The study follows the principles of (Diasystematic) Construction
Grammar. Formally, these constructions differ from both causal clauses
and causal prepositional constructions. In contrast to the former, the
complement of non-finite causal constructions must be non-finite. In
contrast to the latter, however, the complement slot can be filled by
a wider range of elements than just noun phrases. Elliptical clauses,
non-elliptical noun phrases, or non-elliptical non-noun phrases can
fill the complement slot of non-finite causal constructions.
Functionally, non-finite causal constructions express a causal link
between a matrix clause, which they follow, and the element in their
complement slot. In this regard, these constructions overlap with both
causal clauses and prepositional constructions. However, non-finite
causal constructions can also serve to express a comment about the
causal link. The development of non-finite causal constructions
cross-linguistically follows a uniform spiral pathway. Elliptical
non-finite causal constructions develop in the first step out of
non-elliptical causal clauses. Elliptical non-finite causal
constructions subsequently give rise to their non-elliptical variants.
Against the backdrop of these empirical observations, the study draws
theoretical conclusions regarding the relationship between linguistic
data and their interpretation, linguistic categories and
categorisation, and questions of language contact.

▶ [WORK INSTRUCTIONS]: Write out the passage on non-finite causal constructions above word for word, from "The study follows" up to and including "non-finite causal constructions.".

▶ [DATA BLOCK]:
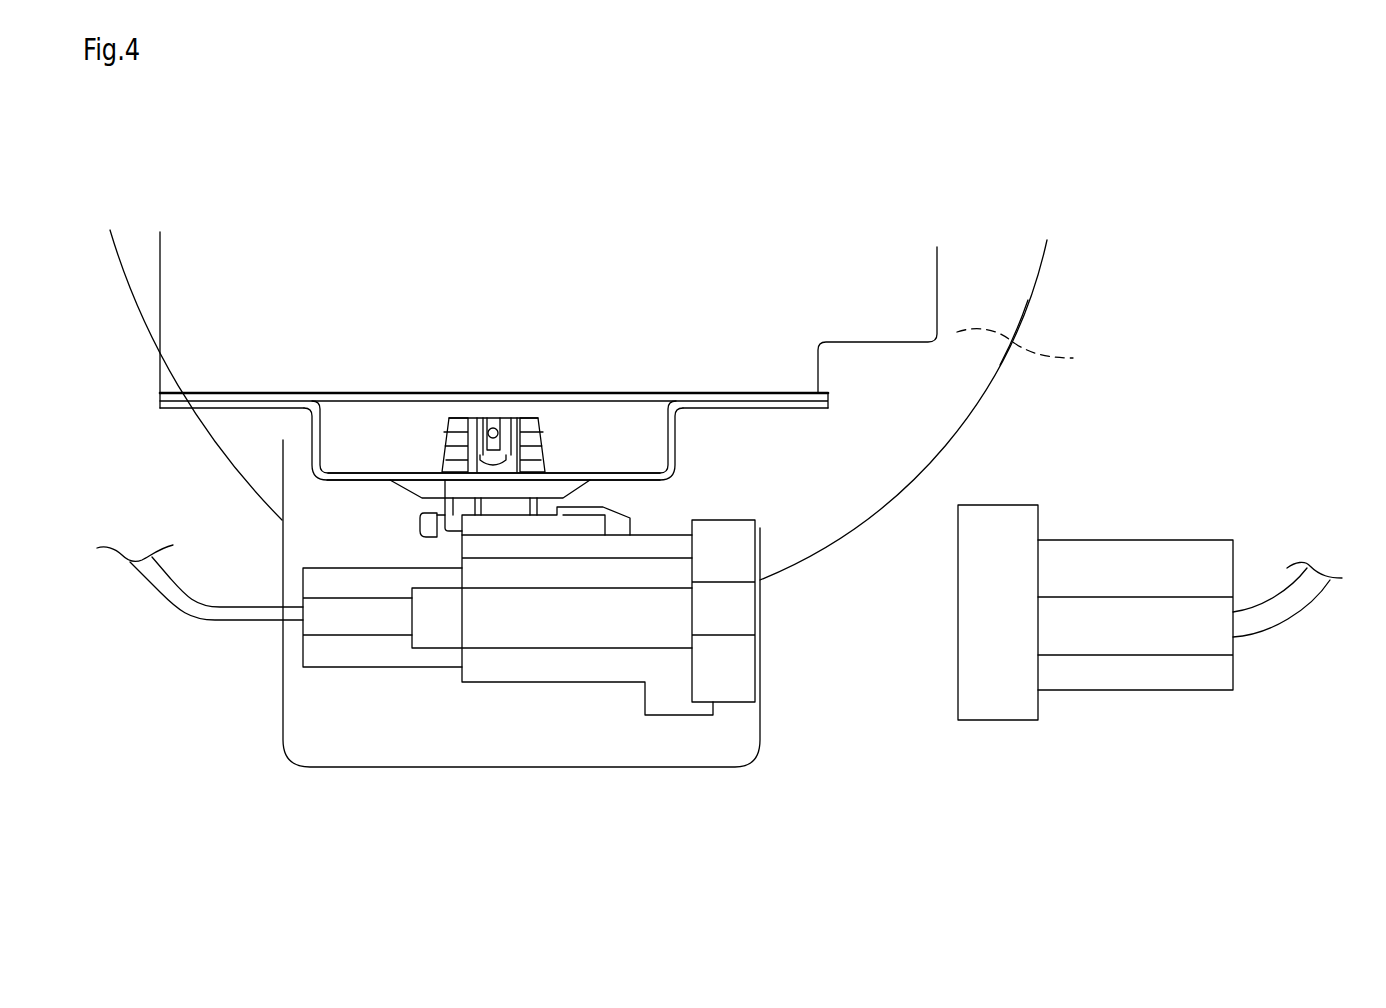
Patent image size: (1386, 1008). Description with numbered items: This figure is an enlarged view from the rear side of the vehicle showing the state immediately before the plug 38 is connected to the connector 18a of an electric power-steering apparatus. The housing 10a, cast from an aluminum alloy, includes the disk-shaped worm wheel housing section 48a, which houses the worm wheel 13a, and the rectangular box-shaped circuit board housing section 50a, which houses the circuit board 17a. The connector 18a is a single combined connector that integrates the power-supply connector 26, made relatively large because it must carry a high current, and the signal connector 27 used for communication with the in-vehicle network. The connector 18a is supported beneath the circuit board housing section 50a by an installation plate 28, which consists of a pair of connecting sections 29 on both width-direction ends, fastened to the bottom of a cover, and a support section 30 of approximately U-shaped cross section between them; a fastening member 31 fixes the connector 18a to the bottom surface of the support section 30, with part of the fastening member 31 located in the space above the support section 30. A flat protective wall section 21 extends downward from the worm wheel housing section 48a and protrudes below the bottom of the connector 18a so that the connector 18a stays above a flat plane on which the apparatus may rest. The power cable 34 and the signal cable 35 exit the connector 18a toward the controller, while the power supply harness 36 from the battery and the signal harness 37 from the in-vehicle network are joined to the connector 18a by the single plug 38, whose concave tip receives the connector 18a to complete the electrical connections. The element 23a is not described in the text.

▶ [TASK RESPONSE]:
The study follows the principles of (Diasystematic) Construction
Grammar. Formally, these constructions differ from both causal clauses
and causal prepositional constructions. In contrast to the former, the
complement of non-finite causal constructions must be non-finite. In
contrast to the latter, however, the complement slot can be filled by
a wider range of elements than just noun phrases. Elliptical clauses,
non-elliptical noun phrases, or non-elliptical non-noun phrases can
fill the complement slot of non-finite causal constructions.